[Figure record listings]
========================

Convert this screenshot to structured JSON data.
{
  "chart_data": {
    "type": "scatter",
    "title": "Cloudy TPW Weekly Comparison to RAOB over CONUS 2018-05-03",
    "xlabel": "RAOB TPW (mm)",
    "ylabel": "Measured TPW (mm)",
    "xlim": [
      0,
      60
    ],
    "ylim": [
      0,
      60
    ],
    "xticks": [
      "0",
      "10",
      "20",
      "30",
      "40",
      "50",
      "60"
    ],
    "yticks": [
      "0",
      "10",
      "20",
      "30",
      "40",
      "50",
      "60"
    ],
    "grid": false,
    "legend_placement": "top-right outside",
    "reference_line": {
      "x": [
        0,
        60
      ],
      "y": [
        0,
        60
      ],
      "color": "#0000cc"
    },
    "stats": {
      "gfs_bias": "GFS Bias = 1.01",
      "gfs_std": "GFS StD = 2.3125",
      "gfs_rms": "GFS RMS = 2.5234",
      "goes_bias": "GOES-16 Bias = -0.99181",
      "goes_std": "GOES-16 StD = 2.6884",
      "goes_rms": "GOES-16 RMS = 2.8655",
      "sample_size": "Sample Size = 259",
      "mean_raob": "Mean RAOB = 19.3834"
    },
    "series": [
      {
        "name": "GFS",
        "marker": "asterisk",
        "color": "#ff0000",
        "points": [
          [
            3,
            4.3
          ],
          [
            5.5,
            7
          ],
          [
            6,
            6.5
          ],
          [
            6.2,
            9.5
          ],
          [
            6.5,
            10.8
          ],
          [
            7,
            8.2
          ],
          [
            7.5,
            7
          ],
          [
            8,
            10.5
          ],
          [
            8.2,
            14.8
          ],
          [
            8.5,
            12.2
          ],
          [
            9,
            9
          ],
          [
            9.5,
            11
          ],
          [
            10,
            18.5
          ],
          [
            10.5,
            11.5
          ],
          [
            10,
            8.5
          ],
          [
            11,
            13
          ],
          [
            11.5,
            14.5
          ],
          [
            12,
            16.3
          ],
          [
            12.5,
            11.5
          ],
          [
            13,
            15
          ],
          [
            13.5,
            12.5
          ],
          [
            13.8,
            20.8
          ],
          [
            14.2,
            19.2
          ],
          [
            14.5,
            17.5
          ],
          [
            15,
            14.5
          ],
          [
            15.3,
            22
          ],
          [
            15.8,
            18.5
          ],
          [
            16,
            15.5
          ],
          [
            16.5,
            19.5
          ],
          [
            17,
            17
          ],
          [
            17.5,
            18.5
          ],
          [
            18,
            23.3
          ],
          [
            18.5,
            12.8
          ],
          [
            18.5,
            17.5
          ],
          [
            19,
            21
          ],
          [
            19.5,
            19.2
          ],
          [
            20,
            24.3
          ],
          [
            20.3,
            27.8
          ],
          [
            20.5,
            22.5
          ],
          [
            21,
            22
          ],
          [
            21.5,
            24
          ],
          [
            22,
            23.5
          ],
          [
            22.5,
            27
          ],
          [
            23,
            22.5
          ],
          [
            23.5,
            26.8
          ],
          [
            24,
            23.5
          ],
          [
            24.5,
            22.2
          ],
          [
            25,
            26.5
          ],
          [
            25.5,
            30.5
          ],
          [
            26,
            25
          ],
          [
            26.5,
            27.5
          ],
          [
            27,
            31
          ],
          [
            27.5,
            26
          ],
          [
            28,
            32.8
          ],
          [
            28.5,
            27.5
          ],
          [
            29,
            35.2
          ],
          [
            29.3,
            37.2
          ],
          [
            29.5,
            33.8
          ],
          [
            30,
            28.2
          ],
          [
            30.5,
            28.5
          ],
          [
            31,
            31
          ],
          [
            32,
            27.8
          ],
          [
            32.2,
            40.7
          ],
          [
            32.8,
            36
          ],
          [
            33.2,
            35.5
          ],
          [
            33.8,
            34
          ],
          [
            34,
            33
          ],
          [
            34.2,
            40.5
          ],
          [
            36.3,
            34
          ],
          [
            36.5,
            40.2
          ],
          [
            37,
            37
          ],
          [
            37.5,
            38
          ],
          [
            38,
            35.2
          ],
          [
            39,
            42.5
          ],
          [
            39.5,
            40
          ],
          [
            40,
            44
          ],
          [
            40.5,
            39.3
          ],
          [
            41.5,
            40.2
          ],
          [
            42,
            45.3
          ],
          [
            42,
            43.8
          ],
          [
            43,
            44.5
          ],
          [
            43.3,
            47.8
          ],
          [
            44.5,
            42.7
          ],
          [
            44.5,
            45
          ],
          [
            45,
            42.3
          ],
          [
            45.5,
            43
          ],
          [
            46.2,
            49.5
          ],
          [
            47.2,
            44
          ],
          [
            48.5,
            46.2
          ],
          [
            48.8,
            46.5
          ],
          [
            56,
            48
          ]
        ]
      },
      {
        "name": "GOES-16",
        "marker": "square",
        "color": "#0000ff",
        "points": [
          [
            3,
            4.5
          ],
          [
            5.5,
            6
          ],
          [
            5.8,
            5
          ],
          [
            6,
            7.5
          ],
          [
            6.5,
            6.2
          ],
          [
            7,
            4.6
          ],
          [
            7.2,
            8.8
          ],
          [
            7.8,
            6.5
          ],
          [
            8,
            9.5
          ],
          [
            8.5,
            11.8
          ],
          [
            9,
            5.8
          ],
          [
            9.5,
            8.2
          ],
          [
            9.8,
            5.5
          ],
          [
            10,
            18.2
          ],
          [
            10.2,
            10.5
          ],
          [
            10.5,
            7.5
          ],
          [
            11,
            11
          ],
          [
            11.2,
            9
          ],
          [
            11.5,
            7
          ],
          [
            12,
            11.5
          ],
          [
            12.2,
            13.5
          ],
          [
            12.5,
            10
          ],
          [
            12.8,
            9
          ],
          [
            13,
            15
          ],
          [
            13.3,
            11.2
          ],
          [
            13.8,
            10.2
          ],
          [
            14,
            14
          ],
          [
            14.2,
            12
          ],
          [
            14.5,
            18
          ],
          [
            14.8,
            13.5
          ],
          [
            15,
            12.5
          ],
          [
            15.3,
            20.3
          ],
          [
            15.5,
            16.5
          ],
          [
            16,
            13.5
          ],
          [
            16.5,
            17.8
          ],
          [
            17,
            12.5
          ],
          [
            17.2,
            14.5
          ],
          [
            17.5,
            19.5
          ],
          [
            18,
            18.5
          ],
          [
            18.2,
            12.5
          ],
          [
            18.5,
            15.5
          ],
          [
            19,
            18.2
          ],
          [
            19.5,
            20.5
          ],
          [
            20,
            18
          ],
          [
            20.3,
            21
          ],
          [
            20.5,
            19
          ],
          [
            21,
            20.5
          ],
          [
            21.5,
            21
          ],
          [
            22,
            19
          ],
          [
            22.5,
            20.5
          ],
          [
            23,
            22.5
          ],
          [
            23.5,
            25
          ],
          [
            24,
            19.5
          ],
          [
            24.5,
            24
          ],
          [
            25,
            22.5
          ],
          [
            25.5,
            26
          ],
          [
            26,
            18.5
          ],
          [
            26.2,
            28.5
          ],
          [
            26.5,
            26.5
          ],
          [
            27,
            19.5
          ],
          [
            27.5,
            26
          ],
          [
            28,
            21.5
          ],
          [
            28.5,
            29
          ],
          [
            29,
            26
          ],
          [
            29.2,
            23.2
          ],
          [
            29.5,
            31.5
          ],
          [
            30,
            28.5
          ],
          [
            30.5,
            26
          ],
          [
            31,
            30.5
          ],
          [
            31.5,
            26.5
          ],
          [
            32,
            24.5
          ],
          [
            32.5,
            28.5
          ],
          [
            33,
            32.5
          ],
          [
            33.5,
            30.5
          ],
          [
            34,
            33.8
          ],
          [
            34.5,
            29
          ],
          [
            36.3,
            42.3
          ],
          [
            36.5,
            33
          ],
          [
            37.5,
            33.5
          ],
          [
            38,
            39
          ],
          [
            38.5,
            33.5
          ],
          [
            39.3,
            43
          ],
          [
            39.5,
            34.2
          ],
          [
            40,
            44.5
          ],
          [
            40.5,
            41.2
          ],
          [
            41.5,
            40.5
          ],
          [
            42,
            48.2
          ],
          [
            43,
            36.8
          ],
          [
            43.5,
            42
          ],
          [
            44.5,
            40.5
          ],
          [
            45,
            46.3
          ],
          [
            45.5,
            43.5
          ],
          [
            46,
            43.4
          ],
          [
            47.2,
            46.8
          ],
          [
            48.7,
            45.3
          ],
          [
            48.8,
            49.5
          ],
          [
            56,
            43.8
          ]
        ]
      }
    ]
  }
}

========================

■ **Given request**
Copy every line of the listing that includes the string "Bias".

■ **Output for this task**
      "gfs_bias": "GFS Bias = 1.01",
      "goes_bias": "GOES-16 Bias = -0.99181",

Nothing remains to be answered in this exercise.